*WHAT THE EXERCISE ASKS*. Pick out the lines below with "استقبال" and list them.
══ THE INPUT
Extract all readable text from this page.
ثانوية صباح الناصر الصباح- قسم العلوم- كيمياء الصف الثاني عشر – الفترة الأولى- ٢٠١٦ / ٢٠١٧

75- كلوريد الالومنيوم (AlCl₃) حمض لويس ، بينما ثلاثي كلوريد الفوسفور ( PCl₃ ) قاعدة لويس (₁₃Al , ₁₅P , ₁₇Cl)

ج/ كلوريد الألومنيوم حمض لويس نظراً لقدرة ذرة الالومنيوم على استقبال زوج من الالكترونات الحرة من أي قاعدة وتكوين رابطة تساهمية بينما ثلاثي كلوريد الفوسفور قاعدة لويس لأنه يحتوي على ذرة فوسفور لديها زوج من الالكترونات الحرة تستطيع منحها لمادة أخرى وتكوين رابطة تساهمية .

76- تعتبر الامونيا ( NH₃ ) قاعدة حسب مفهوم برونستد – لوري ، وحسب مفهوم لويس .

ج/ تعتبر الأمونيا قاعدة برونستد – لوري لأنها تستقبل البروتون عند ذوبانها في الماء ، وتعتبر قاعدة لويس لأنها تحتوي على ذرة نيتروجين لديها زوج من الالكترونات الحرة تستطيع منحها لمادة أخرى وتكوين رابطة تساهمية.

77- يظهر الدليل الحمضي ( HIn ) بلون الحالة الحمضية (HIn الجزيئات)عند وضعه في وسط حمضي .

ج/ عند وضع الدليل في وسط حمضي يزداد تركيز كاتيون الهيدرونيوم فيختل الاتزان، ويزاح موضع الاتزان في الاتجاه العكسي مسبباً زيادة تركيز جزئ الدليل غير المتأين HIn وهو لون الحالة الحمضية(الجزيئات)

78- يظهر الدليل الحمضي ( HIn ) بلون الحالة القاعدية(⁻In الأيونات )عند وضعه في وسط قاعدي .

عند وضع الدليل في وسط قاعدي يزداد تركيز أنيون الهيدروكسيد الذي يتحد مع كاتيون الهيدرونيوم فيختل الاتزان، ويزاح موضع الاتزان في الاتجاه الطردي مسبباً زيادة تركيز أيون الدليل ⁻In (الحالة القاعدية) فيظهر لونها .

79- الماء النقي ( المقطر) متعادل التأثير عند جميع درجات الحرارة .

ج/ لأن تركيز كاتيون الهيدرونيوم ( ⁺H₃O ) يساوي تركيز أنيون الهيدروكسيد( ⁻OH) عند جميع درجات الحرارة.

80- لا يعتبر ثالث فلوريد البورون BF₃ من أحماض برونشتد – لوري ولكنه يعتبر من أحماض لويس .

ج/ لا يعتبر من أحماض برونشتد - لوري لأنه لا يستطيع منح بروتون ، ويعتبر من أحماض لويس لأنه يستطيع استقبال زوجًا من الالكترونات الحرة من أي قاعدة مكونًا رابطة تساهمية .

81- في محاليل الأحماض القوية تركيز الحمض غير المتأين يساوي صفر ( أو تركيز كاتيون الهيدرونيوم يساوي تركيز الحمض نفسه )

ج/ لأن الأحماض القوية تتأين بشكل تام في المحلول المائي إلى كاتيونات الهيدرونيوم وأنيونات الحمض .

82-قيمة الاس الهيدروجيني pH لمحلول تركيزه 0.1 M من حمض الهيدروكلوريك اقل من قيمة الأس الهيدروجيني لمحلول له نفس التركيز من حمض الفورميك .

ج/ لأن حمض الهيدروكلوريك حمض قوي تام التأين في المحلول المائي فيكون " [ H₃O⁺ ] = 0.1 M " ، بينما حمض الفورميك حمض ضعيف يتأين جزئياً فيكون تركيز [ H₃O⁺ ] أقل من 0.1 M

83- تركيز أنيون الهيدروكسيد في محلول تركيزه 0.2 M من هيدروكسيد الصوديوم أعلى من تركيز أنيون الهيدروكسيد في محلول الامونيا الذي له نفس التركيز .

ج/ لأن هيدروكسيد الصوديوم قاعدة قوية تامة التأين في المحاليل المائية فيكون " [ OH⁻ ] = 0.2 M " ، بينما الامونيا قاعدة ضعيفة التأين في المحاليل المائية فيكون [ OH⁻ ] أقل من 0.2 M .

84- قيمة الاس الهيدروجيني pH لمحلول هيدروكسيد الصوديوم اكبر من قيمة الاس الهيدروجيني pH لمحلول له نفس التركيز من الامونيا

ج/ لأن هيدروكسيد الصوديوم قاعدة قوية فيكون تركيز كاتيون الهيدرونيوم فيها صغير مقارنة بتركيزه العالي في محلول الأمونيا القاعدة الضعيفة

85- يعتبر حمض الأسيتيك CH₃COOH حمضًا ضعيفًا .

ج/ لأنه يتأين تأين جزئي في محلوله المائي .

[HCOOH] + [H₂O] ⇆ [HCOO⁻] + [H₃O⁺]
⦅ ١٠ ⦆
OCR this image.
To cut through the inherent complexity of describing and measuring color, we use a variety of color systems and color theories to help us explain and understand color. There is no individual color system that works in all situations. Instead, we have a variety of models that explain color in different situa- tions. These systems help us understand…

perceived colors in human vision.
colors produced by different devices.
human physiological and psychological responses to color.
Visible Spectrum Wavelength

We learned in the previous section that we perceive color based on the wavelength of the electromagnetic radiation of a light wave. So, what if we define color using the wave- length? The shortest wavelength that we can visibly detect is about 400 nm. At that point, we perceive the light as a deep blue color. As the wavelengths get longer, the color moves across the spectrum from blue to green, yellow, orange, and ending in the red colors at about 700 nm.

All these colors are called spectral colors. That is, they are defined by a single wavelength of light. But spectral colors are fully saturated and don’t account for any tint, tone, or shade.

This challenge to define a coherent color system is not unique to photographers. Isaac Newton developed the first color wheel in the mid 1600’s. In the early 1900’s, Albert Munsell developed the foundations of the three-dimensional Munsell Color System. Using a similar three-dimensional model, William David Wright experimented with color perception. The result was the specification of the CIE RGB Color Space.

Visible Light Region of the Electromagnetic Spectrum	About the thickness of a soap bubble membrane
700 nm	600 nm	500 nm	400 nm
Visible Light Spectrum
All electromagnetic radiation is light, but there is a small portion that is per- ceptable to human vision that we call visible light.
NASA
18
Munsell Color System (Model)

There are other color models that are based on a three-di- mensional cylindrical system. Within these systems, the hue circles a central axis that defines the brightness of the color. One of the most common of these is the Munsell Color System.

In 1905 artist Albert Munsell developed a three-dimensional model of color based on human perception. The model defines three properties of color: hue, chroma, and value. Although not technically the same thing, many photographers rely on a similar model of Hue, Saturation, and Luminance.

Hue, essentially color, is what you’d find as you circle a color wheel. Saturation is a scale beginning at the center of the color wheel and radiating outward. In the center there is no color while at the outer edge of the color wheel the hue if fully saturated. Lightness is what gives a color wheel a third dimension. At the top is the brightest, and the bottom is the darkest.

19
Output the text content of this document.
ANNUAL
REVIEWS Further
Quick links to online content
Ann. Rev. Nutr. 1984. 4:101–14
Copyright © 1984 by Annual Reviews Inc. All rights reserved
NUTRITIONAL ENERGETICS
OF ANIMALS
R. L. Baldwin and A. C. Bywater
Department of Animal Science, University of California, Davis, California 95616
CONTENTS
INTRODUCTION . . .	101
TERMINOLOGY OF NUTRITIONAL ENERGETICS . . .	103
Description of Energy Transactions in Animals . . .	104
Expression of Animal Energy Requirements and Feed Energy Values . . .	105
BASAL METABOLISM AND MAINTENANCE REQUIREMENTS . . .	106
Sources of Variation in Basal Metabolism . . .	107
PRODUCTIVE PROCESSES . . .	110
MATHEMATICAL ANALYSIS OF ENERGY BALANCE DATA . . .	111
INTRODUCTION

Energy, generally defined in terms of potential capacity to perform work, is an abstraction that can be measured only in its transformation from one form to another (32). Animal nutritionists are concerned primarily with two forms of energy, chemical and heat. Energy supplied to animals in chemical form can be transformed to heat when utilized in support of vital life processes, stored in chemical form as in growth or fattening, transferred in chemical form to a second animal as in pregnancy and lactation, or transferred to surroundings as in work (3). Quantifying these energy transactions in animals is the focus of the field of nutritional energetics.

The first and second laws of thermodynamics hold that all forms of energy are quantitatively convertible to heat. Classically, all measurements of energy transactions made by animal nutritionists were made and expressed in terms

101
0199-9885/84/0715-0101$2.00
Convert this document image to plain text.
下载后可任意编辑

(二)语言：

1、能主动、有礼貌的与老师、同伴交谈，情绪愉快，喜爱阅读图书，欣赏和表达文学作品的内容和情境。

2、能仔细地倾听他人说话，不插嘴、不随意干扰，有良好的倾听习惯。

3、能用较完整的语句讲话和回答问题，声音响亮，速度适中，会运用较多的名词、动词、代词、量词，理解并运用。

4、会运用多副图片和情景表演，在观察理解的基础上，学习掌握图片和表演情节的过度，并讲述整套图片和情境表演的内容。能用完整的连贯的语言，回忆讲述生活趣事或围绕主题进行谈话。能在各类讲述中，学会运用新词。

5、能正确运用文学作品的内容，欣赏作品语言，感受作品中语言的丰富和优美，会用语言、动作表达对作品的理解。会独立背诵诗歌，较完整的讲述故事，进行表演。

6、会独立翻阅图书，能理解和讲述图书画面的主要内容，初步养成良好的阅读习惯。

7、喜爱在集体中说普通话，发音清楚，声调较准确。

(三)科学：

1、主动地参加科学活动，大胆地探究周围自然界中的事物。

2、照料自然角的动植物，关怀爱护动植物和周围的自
════
*WRITTEN SOLUTION*.
ج/ كلوريد الألومنيوم حمض لويس نظراً لقدرة ذرة الالومنيوم على استقبال زوج من الالكترونات الحرة من أي قاعدة وتكوين رابطة تساهمية بينما ثلاثي كلوريد الفوسفور قاعدة لويس لأنه يحتوي على ذرة فوسفور لديها زوج من الالكترونات الحرة تستطيع منحها لمادة أخرى وتكوين رابطة تساهمية .
ج/ لا يعتبر من أحماض برونشتد - لوري لأنه لا يستطيع منح بروتون ، ويعتبر من أحماض لويس لأنه يستطيع استقبال زوجًا من الالكترونات الحرة من أي قاعدة مكونًا رابطة تساهمية .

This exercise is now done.